### Stated goal
Find each line with the word "name" and copy it.

★ ★ ★ ★ ★ ★ ★

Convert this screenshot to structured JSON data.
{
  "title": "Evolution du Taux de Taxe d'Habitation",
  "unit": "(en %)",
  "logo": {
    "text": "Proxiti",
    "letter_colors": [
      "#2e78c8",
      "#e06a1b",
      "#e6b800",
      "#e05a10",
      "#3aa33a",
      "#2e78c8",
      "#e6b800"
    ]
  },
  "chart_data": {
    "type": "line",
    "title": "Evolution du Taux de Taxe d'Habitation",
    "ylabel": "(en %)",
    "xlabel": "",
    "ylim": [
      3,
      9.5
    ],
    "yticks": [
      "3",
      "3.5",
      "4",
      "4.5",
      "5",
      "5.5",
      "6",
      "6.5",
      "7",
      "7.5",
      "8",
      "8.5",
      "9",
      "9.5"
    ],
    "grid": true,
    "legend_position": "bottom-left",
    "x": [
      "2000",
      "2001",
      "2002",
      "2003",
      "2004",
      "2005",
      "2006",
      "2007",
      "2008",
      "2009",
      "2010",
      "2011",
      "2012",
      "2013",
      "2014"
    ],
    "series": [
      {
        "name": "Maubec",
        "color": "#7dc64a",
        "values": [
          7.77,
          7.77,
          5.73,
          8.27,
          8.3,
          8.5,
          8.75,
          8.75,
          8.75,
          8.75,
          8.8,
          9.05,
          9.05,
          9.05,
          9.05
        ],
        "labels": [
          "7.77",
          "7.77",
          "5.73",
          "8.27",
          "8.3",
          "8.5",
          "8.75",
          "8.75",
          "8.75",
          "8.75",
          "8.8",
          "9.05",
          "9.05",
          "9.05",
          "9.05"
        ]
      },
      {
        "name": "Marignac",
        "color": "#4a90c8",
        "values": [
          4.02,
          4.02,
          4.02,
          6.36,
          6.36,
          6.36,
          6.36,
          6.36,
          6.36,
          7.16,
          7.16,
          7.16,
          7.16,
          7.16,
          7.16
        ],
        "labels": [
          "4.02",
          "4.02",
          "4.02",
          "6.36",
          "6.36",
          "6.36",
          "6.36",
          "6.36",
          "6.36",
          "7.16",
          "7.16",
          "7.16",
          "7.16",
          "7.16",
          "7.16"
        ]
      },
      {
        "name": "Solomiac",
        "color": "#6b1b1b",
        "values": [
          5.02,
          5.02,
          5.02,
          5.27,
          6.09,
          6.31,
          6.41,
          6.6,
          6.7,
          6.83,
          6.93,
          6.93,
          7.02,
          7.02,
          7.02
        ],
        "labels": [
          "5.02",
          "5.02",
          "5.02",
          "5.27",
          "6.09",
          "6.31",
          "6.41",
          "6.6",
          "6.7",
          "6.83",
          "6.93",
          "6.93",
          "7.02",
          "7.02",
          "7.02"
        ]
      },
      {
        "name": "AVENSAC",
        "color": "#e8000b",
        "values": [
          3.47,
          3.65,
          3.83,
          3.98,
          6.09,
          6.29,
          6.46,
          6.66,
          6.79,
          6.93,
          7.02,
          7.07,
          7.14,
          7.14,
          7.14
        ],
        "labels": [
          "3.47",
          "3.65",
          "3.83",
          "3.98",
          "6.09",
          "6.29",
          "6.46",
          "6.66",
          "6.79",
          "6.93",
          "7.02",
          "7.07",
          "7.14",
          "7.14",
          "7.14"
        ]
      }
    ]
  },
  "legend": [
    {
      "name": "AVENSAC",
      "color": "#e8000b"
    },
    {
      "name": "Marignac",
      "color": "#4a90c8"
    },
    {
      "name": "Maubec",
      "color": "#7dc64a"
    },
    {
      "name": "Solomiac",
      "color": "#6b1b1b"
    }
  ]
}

★ ★ ★ ★ ★ ★ ★

### Written response
        "name": "Maubec",
        "name": "Marignac",
        "name": "Solomiac",
        "name": "AVENSAC",
      "name": "AVENSAC",
      "name": "Marignac",
      "name": "Maubec",
      "name": "Solomiac",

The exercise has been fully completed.